▸ **What is expected**:
Can you reproduce the data beneath, keeping every line exact?
── Stored data ──
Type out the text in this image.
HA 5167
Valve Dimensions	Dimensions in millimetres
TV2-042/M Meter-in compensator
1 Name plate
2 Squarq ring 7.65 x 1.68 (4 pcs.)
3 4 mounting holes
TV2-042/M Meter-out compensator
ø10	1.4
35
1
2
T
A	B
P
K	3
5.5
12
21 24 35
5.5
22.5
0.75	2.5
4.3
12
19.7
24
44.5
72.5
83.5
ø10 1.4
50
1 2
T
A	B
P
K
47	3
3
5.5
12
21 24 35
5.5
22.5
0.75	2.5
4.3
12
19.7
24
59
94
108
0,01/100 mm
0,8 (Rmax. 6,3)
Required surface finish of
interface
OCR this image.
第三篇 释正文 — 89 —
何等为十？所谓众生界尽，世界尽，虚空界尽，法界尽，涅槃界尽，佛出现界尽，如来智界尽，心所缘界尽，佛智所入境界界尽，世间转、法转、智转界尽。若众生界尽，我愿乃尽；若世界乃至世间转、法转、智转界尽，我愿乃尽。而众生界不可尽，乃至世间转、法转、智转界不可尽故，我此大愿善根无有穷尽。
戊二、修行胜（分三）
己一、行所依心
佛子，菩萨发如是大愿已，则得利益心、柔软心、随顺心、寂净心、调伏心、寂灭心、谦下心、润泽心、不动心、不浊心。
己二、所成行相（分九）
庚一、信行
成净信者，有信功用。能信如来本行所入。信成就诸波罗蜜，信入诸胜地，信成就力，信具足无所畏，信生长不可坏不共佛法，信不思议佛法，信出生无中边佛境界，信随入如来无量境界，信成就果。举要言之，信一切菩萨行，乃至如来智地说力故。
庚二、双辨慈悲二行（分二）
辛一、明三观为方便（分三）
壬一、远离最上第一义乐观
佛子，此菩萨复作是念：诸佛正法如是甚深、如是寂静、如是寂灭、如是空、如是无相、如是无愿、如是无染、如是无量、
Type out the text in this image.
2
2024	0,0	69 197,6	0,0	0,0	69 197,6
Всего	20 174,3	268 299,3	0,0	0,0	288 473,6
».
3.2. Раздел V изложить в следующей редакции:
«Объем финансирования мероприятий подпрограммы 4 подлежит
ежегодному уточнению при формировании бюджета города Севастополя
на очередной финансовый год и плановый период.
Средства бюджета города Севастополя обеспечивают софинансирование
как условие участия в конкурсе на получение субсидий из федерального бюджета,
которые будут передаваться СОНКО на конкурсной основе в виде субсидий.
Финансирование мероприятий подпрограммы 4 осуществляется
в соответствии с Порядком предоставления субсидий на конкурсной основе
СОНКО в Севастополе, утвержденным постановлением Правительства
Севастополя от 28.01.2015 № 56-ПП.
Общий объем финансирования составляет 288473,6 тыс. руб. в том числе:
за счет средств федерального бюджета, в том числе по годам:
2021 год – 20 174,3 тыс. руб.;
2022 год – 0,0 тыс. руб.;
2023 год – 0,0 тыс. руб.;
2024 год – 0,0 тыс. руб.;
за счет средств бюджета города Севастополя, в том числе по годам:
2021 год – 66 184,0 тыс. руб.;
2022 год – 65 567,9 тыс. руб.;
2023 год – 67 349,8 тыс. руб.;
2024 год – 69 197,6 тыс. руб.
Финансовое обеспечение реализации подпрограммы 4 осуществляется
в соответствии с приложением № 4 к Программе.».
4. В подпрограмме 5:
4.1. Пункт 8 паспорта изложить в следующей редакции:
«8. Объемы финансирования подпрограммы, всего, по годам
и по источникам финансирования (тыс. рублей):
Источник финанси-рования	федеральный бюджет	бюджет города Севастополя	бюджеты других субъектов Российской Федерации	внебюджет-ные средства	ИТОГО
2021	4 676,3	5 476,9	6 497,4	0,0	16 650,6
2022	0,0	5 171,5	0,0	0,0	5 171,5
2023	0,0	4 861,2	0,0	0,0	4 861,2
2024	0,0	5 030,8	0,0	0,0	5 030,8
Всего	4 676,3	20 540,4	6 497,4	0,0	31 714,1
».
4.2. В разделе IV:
───
▸ **Result**:
Type out the text in this image.
HA 5167
Valve Dimensions	Dimensions in millimetres
TV2-042/M Meter-in compensator
1 Name plate
2 Squarq ring 7.65 x 1.68 (4 pcs.)
3 4 mounting holes
TV2-042/M Meter-out compensator
ø10	1.4
35
1
2
T
A	B
P
K	3
5.5
12
21 24 35
5.5
22.5
0.75	2.5
4.3
12
19.7
24
44.5
72.5
83.5
ø10 1.4
50
1 2
T
A	B
P
K
47	3
3
5.5
12
21 24 35
5.5
22.5
0.75	2.5
4.3
12
19.7
24
59
94
108
0,01/100 mm
0,8 (Rmax. 6,3)
Required surface finish of
interface
OCR this image.
第三篇 释正文 — 89 —
何等为十？所谓众生界尽，世界尽，虚空界尽，法界尽，涅槃界尽，佛出现界尽，如来智界尽，心所缘界尽，佛智所入境界界尽，世间转、法转、智转界尽。若众生界尽，我愿乃尽；若世界乃至世间转、法转、智转界尽，我愿乃尽。而众生界不可尽，乃至世间转、法转、智转界不可尽故，我此大愿善根无有穷尽。
戊二、修行胜（分三）
己一、行所依心
佛子，菩萨发如是大愿已，则得利益心、柔软心、随顺心、寂净心、调伏心、寂灭心、谦下心、润泽心、不动心、不浊心。
己二、所成行相（分九）
庚一、信行
成净信者，有信功用。能信如来本行所入。信成就诸波罗蜜，信入诸胜地，信成就力，信具足无所畏，信生长不可坏不共佛法，信不思议佛法，信出生无中边佛境界，信随入如来无量境界，信成就果。举要言之，信一切菩萨行，乃至如来智地说力故。
庚二、双辨慈悲二行（分二）
辛一、明三观为方便（分三）
壬一、远离最上第一义乐观
佛子，此菩萨复作是念：诸佛正法如是甚深、如是寂静、如是寂灭、如是空、如是无相、如是无愿、如是无染、如是无量、
Type out the text in this image.
2
2024	0,0	69 197,6	0,0	0,0	69 197,6
Всего	20 174,3	268 299,3	0,0	0,0	288 473,6
».
3.2. Раздел V изложить в следующей редакции:
«Объем финансирования мероприятий подпрограммы 4 подлежит
ежегодному уточнению при формировании бюджета города Севастополя
на очередной финансовый год и плановый период.
Средства бюджета города Севастополя обеспечивают софинансирование
как условие участия в конкурсе на получение субсидий из федерального бюджета,
которые будут передаваться СОНКО на конкурсной основе в виде субсидий.
Финансирование мероприятий подпрограммы 4 осуществляется
в соответствии с Порядком предоставления субсидий на конкурсной основе
СОНКО в Севастополе, утвержденным постановлением Правительства
Севастополя от 28.01.2015 № 56-ПП.
Общий объем финансирования составляет 288473,6 тыс. руб. в том числе:
за счет средств федерального бюджета, в том числе по годам:
2021 год – 20 174,3 тыс. руб.;
2022 год – 0,0 тыс. руб.;
2023 год – 0,0 тыс. руб.;
2024 год – 0,0 тыс. руб.;
за счет средств бюджета города Севастополя, в том числе по годам:
2021 год – 66 184,0 тыс. руб.;
2022 год – 65 567,9 тыс. руб.;
2023 год – 67 349,8 тыс. руб.;
2024 год – 69 197,6 тыс. руб.
Финансовое обеспечение реализации подпрограммы 4 осуществляется
в соответствии с приложением № 4 к Программе.».
4. В подпрограмме 5:
4.1. Пункт 8 паспорта изложить в следующей редакции:
«8. Объемы финансирования подпрограммы, всего, по годам
и по источникам финансирования (тыс. рублей):
Источник финанси-рования	федеральный бюджет	бюджет города Севастополя	бюджеты других субъектов Российской Федерации	внебюджет-ные средства	ИТОГО
2021	4 676,3	5 476,9	6 497,4	0,0	16 650,6
2022	0,0	5 171,5	0,0	0,0	5 171,5
2023	0,0	4 861,2	0,0	0,0	4 861,2
2024	0,0	5 030,8	0,0	0,0	5 030,8
Всего	4 676,3	20 540,4	6 497,4	0,0	31 714,1
».
4.2. В разделе IV:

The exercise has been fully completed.